**THE REQUEST**
How many lines in the listing below include the word "December"? Reply with the count alone.

**GIVEN RECORDS**

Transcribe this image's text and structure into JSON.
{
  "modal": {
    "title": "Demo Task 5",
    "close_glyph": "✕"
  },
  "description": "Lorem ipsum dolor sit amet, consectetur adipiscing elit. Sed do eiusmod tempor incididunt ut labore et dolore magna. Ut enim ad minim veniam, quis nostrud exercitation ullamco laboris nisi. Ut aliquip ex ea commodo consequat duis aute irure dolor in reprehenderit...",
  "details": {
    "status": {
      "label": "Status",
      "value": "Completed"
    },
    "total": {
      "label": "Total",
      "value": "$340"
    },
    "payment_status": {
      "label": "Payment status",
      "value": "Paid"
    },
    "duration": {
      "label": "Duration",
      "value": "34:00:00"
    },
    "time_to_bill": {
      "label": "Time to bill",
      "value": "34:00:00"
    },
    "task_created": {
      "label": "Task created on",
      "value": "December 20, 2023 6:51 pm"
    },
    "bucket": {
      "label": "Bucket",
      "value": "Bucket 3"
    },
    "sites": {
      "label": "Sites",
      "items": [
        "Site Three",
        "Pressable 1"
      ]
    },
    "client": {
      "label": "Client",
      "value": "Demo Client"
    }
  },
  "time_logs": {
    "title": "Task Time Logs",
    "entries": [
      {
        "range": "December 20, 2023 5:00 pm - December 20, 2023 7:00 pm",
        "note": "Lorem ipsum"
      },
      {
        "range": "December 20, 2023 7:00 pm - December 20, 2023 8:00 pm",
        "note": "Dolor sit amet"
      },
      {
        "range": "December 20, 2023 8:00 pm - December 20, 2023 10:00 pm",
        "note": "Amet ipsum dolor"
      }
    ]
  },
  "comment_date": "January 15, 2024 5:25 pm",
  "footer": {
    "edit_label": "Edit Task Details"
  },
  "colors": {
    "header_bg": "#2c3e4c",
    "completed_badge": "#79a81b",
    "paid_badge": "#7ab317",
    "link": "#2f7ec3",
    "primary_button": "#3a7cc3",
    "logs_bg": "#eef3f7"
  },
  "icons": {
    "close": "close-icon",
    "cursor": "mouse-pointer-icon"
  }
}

**SOLUTION**
4